Convert the lines from the start of the stored records through the line containing "20 degree dimension" into a numbered list, omitting any blank lines.

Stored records
════════════════

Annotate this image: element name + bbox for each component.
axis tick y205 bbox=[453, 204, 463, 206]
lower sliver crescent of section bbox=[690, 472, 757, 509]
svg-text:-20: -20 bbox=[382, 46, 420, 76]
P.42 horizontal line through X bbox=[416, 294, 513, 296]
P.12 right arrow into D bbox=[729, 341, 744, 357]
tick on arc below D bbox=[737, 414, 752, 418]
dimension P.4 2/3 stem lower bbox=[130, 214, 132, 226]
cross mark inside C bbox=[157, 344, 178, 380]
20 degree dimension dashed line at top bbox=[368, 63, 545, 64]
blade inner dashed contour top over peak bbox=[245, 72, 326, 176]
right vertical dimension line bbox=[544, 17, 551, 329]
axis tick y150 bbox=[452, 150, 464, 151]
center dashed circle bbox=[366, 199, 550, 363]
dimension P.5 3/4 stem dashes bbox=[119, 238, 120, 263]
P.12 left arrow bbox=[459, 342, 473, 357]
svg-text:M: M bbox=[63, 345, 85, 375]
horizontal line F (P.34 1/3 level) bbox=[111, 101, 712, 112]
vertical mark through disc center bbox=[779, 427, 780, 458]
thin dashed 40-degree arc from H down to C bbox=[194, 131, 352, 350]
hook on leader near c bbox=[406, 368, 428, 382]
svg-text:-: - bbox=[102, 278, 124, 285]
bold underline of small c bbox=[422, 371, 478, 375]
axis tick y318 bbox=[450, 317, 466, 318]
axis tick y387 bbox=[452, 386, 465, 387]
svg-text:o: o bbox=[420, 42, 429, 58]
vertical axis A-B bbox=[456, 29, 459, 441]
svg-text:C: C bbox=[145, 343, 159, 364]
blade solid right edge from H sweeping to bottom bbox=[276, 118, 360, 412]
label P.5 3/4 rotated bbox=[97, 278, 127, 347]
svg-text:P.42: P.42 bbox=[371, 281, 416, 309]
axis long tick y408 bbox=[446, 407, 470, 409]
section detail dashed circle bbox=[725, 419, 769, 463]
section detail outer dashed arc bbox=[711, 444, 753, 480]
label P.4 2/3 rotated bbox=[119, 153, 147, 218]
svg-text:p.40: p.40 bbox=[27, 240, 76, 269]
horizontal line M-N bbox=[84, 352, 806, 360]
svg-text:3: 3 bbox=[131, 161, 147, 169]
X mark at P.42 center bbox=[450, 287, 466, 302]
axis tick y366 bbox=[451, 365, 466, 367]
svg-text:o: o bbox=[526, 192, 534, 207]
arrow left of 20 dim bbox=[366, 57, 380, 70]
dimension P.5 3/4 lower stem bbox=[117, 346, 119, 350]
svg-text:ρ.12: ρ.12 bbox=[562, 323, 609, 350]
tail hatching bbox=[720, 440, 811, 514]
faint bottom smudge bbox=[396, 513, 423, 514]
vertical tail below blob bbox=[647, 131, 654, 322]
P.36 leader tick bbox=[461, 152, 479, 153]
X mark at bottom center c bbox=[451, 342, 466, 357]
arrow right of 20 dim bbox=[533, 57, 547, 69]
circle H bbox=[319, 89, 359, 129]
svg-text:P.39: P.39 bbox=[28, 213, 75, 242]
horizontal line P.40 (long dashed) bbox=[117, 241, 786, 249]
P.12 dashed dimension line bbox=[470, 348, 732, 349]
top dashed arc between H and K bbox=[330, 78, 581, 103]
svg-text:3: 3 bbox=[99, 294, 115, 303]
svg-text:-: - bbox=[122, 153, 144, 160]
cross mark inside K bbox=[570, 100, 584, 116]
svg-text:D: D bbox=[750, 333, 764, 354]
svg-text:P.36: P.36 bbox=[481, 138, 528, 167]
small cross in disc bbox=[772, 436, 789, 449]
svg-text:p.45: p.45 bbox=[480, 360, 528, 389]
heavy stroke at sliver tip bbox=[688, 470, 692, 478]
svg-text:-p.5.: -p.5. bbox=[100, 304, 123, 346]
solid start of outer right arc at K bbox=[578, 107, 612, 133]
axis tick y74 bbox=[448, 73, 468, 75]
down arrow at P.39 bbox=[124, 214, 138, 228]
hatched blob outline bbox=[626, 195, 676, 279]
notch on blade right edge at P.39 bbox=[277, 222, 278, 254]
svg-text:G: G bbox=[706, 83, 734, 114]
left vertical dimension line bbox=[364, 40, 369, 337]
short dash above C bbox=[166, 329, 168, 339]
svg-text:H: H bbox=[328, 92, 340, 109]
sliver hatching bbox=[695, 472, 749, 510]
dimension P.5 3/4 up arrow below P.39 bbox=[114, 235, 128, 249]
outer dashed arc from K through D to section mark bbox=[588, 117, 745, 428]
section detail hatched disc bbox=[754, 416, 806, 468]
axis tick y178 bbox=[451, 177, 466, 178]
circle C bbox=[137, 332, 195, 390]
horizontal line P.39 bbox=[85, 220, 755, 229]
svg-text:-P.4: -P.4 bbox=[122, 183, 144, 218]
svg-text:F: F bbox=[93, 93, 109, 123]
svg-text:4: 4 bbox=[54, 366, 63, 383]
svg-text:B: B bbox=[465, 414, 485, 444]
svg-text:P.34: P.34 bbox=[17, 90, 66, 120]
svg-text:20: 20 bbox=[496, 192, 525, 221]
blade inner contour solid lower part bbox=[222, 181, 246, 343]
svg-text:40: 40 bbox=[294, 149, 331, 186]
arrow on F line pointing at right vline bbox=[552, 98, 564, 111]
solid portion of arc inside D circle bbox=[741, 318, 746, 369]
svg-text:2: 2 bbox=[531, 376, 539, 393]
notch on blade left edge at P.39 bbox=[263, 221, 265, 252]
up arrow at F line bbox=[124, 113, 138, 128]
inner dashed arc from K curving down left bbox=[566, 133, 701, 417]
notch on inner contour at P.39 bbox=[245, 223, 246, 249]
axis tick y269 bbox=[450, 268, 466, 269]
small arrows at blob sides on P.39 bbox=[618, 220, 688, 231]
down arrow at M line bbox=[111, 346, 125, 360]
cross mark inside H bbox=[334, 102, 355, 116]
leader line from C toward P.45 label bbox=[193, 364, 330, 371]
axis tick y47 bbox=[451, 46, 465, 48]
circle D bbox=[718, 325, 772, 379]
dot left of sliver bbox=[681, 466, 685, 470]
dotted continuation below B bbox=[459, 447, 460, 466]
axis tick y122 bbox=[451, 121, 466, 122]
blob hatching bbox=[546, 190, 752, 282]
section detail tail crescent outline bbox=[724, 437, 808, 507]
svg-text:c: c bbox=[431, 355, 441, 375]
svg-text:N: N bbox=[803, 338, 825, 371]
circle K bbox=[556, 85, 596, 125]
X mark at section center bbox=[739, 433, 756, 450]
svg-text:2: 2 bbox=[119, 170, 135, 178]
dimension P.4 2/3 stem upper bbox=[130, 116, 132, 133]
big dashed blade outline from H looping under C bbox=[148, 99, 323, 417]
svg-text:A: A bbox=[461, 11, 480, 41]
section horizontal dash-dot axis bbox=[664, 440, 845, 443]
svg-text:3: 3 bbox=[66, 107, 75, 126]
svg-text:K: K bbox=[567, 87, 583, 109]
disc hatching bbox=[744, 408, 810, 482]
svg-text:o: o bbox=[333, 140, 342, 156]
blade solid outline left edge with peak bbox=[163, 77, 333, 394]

════════════════

§ **TASK SOLUTION**:
1. Annotate this image: element name + bbox for each component.
2. axis tick y205 bbox=[453, 204, 463, 206]
3. lower sliver crescent of section bbox=[690, 472, 757, 509]
4. svg-text:-20: -20 bbox=[382, 46, 420, 76]
5. P.42 horizontal line through X bbox=[416, 294, 513, 296]
6. P.12 right arrow into D bbox=[729, 341, 744, 357]
7. tick on arc below D bbox=[737, 414, 752, 418]
8. dimension P.4 2/3 stem lower bbox=[130, 214, 132, 226]
9. cross mark inside C bbox=[157, 344, 178, 380]
10. 20 degree dimension dashed line at top bbox=[368, 63, 545, 64]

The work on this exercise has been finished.